Recorded data
───

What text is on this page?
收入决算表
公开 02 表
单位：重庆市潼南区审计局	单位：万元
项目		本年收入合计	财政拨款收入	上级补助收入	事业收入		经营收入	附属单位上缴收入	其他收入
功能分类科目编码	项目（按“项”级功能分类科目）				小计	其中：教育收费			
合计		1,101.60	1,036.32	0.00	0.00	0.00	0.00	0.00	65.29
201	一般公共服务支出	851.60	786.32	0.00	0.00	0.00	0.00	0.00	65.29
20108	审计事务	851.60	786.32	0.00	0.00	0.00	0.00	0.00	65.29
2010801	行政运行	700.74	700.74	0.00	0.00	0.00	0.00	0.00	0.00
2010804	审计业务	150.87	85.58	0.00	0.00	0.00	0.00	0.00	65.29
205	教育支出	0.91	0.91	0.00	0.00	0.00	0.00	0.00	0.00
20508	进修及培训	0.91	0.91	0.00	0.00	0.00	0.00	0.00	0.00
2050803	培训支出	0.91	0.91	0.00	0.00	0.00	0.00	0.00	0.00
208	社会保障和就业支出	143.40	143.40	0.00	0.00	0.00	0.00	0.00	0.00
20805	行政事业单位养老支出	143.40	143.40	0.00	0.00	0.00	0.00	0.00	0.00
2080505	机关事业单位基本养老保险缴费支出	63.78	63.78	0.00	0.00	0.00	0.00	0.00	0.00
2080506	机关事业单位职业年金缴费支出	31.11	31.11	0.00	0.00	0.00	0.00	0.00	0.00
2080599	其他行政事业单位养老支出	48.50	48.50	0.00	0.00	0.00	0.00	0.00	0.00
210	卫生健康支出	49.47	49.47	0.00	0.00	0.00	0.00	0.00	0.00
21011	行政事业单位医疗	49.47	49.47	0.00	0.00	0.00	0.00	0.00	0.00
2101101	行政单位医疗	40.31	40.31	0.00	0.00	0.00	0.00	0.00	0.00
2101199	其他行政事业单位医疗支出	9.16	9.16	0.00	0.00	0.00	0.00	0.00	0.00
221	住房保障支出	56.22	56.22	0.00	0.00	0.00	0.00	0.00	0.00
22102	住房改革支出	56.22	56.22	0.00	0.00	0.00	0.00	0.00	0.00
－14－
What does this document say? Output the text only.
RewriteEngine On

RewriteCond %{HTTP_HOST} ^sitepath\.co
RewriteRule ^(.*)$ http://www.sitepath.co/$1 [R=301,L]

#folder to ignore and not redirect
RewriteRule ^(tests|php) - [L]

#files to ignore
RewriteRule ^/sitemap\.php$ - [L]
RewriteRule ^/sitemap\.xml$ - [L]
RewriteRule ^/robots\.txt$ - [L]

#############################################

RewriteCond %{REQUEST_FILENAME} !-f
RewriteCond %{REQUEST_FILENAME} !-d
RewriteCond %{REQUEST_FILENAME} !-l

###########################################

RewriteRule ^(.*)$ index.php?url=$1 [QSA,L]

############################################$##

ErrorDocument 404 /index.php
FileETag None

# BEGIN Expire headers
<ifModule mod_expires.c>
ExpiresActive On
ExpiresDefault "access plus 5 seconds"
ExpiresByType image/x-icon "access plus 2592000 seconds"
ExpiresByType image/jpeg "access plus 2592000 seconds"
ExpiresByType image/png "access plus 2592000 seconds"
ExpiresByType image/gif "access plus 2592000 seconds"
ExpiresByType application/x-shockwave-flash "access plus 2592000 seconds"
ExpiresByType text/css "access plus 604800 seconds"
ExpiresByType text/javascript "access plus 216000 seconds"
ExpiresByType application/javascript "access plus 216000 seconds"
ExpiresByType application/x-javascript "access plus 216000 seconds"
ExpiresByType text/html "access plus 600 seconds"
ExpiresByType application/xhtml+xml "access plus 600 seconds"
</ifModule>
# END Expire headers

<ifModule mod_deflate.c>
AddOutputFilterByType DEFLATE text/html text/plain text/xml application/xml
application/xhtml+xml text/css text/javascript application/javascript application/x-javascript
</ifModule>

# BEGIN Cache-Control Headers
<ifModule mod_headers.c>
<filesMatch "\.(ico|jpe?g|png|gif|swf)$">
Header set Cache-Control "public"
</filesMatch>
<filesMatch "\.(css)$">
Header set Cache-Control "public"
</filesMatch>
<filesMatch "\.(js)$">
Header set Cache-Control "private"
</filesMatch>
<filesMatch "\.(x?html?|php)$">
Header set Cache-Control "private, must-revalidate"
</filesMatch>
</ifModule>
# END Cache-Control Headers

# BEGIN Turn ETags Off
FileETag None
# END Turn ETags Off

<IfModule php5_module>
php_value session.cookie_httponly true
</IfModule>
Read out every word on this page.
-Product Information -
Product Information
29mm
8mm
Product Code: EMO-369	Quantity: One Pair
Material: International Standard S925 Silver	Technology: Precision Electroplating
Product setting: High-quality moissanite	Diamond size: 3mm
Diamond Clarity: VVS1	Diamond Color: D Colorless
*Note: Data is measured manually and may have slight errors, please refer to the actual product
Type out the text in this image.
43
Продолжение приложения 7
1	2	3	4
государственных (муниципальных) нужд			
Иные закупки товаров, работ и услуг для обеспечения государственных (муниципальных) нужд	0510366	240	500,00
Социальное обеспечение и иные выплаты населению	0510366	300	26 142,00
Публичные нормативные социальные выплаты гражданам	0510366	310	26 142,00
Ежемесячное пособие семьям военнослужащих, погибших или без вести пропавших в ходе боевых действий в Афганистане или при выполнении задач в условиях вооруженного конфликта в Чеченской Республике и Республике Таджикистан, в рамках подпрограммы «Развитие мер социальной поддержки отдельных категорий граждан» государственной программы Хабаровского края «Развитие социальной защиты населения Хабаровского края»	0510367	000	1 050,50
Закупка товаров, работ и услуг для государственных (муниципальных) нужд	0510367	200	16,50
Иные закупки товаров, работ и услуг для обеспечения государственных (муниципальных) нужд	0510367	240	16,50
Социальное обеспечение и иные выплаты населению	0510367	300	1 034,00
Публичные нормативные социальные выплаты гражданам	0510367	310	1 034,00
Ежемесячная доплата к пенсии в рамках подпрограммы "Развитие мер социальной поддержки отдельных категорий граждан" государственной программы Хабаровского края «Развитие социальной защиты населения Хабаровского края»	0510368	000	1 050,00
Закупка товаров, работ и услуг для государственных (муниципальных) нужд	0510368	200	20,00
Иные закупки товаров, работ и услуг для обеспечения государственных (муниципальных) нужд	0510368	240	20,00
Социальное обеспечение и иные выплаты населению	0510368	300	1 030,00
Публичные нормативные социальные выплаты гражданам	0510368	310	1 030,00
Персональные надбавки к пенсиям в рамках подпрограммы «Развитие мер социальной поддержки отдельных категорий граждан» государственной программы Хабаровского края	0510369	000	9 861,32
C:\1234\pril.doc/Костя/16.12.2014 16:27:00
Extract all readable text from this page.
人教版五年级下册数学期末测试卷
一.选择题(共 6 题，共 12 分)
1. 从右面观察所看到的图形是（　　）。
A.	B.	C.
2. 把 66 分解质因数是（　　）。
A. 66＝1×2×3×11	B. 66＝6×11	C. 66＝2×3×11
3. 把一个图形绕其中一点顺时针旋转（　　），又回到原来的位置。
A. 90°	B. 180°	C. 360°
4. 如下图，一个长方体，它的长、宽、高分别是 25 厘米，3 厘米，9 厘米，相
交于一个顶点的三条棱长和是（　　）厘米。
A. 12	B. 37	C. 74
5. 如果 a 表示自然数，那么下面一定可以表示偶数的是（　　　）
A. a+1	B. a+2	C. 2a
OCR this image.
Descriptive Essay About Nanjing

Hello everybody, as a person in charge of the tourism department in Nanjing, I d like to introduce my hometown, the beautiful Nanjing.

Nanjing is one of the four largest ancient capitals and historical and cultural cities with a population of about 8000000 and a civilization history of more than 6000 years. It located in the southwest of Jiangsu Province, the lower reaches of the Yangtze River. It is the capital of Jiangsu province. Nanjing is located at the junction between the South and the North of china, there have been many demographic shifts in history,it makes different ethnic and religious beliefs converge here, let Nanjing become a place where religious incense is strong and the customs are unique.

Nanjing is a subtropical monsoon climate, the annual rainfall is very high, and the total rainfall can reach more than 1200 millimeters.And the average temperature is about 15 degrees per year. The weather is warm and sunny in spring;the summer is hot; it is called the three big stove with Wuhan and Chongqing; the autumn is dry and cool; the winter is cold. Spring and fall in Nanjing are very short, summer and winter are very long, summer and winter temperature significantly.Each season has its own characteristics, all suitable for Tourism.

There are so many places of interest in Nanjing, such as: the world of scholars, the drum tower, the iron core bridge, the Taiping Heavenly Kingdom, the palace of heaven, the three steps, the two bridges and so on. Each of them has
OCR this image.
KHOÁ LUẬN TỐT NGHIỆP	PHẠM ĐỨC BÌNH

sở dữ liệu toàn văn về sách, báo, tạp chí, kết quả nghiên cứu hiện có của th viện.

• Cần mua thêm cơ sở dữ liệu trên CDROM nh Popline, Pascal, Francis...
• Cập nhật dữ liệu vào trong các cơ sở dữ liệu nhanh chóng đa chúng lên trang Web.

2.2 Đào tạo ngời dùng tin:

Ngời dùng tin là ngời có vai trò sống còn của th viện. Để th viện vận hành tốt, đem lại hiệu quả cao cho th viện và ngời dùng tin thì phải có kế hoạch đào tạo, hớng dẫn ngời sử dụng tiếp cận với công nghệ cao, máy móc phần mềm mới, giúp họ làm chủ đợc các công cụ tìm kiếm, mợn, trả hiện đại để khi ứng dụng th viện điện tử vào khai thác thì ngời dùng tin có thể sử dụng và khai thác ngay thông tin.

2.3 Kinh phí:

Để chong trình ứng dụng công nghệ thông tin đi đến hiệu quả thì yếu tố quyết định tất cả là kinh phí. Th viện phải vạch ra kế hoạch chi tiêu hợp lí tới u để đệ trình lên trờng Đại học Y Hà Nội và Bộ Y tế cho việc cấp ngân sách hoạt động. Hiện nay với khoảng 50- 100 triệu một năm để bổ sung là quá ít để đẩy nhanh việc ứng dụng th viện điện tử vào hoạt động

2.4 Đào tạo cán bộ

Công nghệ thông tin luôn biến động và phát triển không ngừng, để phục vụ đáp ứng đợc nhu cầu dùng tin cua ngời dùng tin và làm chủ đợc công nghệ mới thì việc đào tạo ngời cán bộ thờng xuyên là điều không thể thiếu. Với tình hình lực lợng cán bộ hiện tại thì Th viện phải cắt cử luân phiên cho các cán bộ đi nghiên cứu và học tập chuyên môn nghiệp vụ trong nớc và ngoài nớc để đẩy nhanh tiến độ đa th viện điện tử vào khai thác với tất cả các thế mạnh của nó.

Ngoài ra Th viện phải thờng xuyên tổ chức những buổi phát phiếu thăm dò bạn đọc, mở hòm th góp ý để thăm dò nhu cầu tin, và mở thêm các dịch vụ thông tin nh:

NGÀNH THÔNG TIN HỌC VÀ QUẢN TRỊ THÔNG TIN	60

───

## GIVEN EXERCISE
Extract every line of the records above that contains the word "access".

## RESULT FOR THIS TASK
ExpiresDefault "access plus 5 seconds"
ExpiresByType image/x-icon "access plus 2592000 seconds"
ExpiresByType image/jpeg "access plus 2592000 seconds"
ExpiresByType image/png "access plus 2592000 seconds"
ExpiresByType image/gif "access plus 2592000 seconds"
ExpiresByType application/x-shockwave-flash "access plus 2592000 seconds"
ExpiresByType text/css "access plus 604800 seconds"
ExpiresByType text/javascript "access plus 216000 seconds"
ExpiresByType application/javascript "access plus 216000 seconds"
ExpiresByType application/x-javascript "access plus 216000 seconds"
ExpiresByType text/html "access plus 600 seconds"
ExpiresByType application/xhtml+xml "access plus 600 seconds"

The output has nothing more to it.